## Written task
Give the number of lines that include the word "icon", nothing more.
========
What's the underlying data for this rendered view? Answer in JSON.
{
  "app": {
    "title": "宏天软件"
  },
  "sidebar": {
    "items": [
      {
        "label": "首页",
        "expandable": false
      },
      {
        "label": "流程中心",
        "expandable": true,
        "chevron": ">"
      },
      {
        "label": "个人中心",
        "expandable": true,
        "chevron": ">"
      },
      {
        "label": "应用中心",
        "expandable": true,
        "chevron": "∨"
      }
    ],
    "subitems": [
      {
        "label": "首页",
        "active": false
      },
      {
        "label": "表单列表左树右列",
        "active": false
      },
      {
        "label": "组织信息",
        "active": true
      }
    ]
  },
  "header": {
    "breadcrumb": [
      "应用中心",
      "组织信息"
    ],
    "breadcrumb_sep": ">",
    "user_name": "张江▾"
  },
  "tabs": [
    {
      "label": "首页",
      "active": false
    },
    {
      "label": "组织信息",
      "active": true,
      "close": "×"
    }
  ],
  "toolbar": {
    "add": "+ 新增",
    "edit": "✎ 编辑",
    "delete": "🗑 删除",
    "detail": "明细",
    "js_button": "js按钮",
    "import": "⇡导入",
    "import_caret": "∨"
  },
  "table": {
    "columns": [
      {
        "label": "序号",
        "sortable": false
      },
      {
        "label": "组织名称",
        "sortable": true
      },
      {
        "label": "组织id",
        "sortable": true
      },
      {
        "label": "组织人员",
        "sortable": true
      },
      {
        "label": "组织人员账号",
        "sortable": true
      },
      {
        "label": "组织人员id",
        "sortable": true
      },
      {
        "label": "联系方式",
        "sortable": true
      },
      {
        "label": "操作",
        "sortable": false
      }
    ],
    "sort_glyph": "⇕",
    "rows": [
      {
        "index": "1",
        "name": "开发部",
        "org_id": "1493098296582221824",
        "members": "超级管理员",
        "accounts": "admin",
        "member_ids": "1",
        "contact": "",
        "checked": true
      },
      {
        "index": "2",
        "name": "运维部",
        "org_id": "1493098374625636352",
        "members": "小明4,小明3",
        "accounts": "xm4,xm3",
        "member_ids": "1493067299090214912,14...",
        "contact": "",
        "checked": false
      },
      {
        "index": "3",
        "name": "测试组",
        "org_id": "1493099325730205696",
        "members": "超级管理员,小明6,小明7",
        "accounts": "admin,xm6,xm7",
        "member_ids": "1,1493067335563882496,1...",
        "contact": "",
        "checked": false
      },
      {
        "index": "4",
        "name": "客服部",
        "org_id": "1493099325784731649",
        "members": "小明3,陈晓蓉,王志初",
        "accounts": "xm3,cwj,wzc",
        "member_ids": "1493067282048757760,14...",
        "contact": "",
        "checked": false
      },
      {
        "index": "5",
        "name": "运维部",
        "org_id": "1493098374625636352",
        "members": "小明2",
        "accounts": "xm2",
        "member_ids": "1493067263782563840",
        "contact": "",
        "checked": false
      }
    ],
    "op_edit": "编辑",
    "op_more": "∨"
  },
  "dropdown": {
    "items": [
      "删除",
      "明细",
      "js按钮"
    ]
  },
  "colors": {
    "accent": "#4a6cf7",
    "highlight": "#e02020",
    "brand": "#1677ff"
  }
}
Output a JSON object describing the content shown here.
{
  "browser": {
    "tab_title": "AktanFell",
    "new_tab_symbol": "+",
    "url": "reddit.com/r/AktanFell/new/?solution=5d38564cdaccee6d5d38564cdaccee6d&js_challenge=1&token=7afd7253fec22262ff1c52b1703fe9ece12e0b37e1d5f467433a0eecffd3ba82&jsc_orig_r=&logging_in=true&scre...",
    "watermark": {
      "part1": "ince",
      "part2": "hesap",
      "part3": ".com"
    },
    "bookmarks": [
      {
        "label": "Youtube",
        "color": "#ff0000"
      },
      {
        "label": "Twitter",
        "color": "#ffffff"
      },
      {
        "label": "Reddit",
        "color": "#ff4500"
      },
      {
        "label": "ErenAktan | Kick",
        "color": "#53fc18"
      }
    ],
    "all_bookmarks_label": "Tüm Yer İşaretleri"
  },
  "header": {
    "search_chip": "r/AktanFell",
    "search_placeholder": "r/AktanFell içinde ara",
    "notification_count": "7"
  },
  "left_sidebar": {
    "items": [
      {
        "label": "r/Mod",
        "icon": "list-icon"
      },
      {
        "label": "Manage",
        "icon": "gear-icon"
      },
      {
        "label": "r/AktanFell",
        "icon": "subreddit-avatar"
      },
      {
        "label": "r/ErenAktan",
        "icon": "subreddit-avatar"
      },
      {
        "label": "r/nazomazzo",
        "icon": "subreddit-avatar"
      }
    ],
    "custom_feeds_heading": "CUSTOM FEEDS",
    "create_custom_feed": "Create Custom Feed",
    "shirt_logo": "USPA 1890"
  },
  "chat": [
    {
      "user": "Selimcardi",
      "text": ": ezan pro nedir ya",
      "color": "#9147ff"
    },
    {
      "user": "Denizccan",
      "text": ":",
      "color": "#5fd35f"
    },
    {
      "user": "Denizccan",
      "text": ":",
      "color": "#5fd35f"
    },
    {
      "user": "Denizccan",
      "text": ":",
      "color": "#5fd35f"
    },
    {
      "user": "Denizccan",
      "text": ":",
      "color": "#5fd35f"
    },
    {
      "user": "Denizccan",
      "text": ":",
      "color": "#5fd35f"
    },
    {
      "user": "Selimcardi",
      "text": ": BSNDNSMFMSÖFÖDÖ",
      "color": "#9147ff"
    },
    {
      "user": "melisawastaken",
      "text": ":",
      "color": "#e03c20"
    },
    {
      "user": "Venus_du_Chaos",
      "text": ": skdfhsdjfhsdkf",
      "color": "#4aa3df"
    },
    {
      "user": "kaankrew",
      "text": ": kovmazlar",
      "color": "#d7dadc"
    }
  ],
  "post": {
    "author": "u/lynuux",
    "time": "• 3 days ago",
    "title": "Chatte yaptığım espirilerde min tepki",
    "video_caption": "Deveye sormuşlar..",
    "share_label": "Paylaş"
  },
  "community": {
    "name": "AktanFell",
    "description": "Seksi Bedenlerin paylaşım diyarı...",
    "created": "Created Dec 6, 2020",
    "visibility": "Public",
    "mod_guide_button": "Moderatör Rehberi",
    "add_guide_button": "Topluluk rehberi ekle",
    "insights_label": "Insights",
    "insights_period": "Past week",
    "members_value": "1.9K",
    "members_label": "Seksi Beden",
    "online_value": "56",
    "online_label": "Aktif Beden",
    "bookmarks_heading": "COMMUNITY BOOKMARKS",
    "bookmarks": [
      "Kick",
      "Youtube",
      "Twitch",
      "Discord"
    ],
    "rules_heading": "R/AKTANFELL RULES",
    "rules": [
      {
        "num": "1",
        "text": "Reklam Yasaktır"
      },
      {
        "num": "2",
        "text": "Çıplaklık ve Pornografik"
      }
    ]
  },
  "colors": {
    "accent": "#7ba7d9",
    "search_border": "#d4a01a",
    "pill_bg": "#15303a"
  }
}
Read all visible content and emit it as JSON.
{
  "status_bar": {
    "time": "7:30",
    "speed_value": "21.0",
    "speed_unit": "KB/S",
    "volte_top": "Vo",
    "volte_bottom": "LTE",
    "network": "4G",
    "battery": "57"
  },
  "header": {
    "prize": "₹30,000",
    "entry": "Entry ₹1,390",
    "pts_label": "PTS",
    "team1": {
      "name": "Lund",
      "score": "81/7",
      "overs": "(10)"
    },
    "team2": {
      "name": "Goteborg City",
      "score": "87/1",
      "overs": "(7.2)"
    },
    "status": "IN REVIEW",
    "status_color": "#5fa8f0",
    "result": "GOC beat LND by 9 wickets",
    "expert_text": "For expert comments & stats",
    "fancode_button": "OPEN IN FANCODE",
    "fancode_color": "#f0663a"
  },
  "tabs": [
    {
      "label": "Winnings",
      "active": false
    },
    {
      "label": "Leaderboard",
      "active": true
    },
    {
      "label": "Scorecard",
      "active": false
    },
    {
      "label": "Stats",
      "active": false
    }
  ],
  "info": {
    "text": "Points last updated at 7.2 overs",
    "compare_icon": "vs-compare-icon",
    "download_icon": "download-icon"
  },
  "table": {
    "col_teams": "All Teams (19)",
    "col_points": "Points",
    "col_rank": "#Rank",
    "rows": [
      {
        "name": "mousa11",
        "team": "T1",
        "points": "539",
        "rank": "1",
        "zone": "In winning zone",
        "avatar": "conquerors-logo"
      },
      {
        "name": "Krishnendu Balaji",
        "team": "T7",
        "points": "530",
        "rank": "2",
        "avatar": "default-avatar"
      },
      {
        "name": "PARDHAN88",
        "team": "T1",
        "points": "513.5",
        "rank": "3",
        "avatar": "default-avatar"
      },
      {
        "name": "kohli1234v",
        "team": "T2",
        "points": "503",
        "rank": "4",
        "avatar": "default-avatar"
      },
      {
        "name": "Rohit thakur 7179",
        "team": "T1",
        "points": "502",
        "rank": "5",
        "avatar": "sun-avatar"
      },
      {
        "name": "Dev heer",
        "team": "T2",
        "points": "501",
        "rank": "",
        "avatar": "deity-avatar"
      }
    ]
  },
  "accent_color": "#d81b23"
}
========
## Answer in full
7